Recorded information:
# # # #
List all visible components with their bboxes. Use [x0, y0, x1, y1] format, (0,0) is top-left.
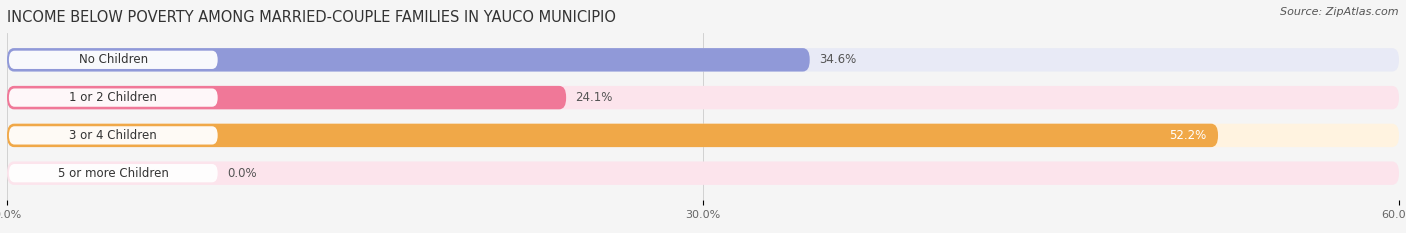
- FancyBboxPatch shape: [7, 161, 1399, 185]
- Text: 24.1%: 24.1%: [575, 91, 613, 104]
- FancyBboxPatch shape: [7, 48, 1399, 72]
- Text: Source: ZipAtlas.com: Source: ZipAtlas.com: [1281, 7, 1399, 17]
- Text: INCOME BELOW POVERTY AMONG MARRIED-COUPLE FAMILIES IN YAUCO MUNICIPIO: INCOME BELOW POVERTY AMONG MARRIED-COUPL…: [7, 10, 616, 24]
- FancyBboxPatch shape: [7, 86, 567, 109]
- Text: 1 or 2 Children: 1 or 2 Children: [69, 91, 157, 104]
- FancyBboxPatch shape: [7, 124, 1399, 147]
- FancyBboxPatch shape: [8, 89, 218, 107]
- FancyBboxPatch shape: [8, 126, 218, 144]
- FancyBboxPatch shape: [8, 164, 218, 182]
- FancyBboxPatch shape: [7, 48, 810, 72]
- Text: 52.2%: 52.2%: [1170, 129, 1206, 142]
- FancyBboxPatch shape: [7, 86, 1399, 109]
- FancyBboxPatch shape: [8, 51, 218, 69]
- Text: 5 or more Children: 5 or more Children: [58, 167, 169, 180]
- Text: 3 or 4 Children: 3 or 4 Children: [69, 129, 157, 142]
- Text: No Children: No Children: [79, 53, 148, 66]
- Text: 34.6%: 34.6%: [818, 53, 856, 66]
- FancyBboxPatch shape: [7, 124, 1218, 147]
- Text: 0.0%: 0.0%: [228, 167, 257, 180]
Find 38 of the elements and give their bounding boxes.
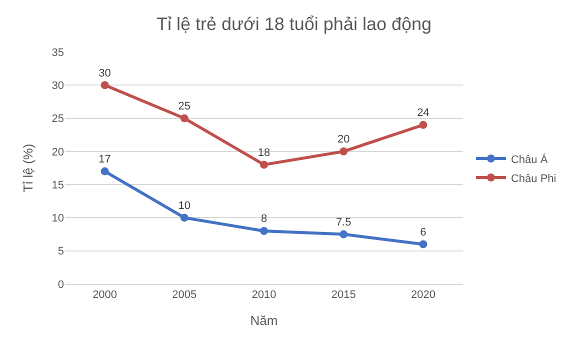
data-label: 24 [417,107,430,120]
x-tick-label: 2015 [331,289,356,302]
point [340,147,348,156]
point [260,160,268,169]
y-tick-label: 15 [52,179,64,192]
y-tick-label: 35 [52,46,64,59]
data-label: 25 [178,100,191,113]
x-tick-label: 2020 [410,289,436,302]
y-tick-label: 20 [52,146,64,158]
x-tick-label: 2010 [252,289,276,302]
data-label: 7.5 [336,216,352,229]
point [340,230,348,238]
x-tick-label: 2005 [172,289,197,302]
y-axis-title: Tỉ lệ (%) [20,144,36,192]
point [180,114,188,122]
y-tick-label: 25 [52,113,64,126]
y-tick-label: 10 [52,212,64,225]
point [180,214,188,222]
point [260,226,268,235]
data-label: 10 [178,200,191,212]
data-label: 6 [420,226,426,238]
point [419,120,428,129]
x-tick-label: 2000 [92,289,118,302]
point [419,240,428,248]
data-label: 8 [260,213,268,226]
legend-label: Châu Phi [510,172,556,185]
legend-label: Châu Á [510,152,548,166]
point [100,81,109,90]
data-label: 17 [98,154,111,166]
y-tick-label: 5 [58,246,64,258]
data-label: 20 [337,134,350,146]
y-tick-label: 30 [52,80,64,92]
data-label: 18 [258,146,270,159]
y-tick-label: 0 [58,278,64,291]
chart-title: Tỉ lệ trẻ dưới 18 tuổi phải lao động [156,14,432,34]
point [100,167,109,176]
x-axis-title: Năm [250,312,278,328]
data-label: 30 [98,67,111,80]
# # # #
Instruction: Put every line of the material above into a Markdown table with two columns, Row for the running number and Entry for the line itself. Skip blank lines and leave out the pictures.

Solution to this problem:
| Row | Entry |
|---|---|
| 1 | List all visible components with their bboxes. Use [x0, y0, x1, y1] format, (0,0) is top-left. |
| 2 | - FancyBboxPatch shape: [7, 161, 1399, 185] |
| 3 | - Text: 24.1%: 24.1%: [575, 91, 613, 104] |
| 4 | - FancyBboxPatch shape: [7, 48, 1399, 72] |
| 5 | - Text: Source: ZipAtlas.com: Source: ZipAtlas.com: [1281, 7, 1399, 17] |
| 6 | - Text: INCOME BELOW POVERTY AMONG MARRIED-COUPLE FAMILIES IN YAUCO MUNICIPIO: INCOME BELOW POVERTY AMONG MARRIED-COUPL…: [7, 10, 616, 24] |
| 7 | - FancyBboxPatch shape: [7, 86, 567, 109] |
| 8 | - Text: 1 or 2 Children: 1 or 2 Children: [69, 91, 157, 104] |
| 9 | - FancyBboxPatch shape: [7, 124, 1399, 147] |
| 10 | - FancyBboxPatch shape: [8, 89, 218, 107] |
| 11 | - FancyBboxPatch shape: [8, 126, 218, 144] |
| 12 | - FancyBboxPatch shape: [8, 164, 218, 182] |
| 13 | - FancyBboxPatch shape: [7, 48, 810, 72] |
| 14 | - Text: 52.2%: 52.2%: [1170, 129, 1206, 142] |
| 15 | - FancyBboxPatch shape: [7, 86, 1399, 109] |
| 16 | - FancyBboxPatch shape: [8, 51, 218, 69] |
| 17 | - Text: 5 or more Children: 5 or more Children: [58, 167, 169, 180] |
| 18 | - Text: 3 or 4 Children: 3 or 4 Children: [69, 129, 157, 142] |
| 19 | - Text: No Children: No Children: [79, 53, 148, 66] |
| 20 | - Text: 34.6%: 34.6%: [818, 53, 856, 66] |
| 21 | - FancyBboxPatch shape: [7, 124, 1218, 147] |
| 22 | - Text: 0.0%: 0.0%: [228, 167, 257, 180] |
| 23 | Find 38 of the elements and give their bounding boxes. |
| 24 | data-label: 24 [417,107,430,120] |
| 25 | x-tick-label: 2015 [331,289,356,302] |
| 26 | point [340,147,348,156] |
| 27 | point [260,160,268,169] |
| 28 | y-tick-label: 15 [52,179,64,192] |
| 29 | y-tick-label: 35 [52,46,64,59] |
| 30 | data-label: 25 [178,100,191,113] |
| 31 | x-tick-label: 2020 [410,289,436,302] |
| 32 | y-tick-label: 20 [52,146,64,158] |
| 33 | x-tick-label: 2010 [252,289,276,302] |
| 34 | data-label: 7.5 [336,216,352,229] |
| 35 | point [340,230,348,238] |
| 36 | x-tick-label: 2005 [172,289,197,302] |
| 37 | y-axis-title: Tỉ lệ (%) [20,144,36,192] |
| 38 | point [180,114,188,122] |
| 39 | y-tick-label: 25 [52,113,64,126] |
| 40 | y-tick-label: 10 [52,212,64,225] |
| 41 | point [180,214,188,222] |
| 42 | point [260,226,268,235] |
| 43 | data-label: 10 [178,200,191,212] |
| 44 | data-label: 6 [420,226,426,238] |
| 45 | point [419,120,428,129] |
| 46 | x-tick-label: 2000 [92,289,118,302] |
| 47 | point [419,240,428,248] |
| 48 | data-label: 8 [260,213,268,226] |
| 49 | legend-label: Châu Phi [510,172,556,185] |
| 50 | legend-label: Châu Á [510,152,548,166] |
| 51 | point [100,81,109,90] |
| 52 | data-label: 17 [98,154,111,166] |
| 53 | y-tick-label: 5 [58,246,64,258] |
| 54 | data-label: 20 [337,134,350,146] |
| 55 | y-tick-label: 30 [52,80,64,92] |
| 56 | data-label: 18 [258,146,270,159] |
| 57 | y-tick-label: 0 [58,278,64,291] |
| 58 | chart-title: Tỉ lệ trẻ dưới 18 tuổi phải lao động [156,14,432,34] |
| 59 | point [100,167,109,176] |
| 60 | x-axis-title: Năm [250,312,278,328] |
| 61 | data-label: 30 [98,67,111,80] |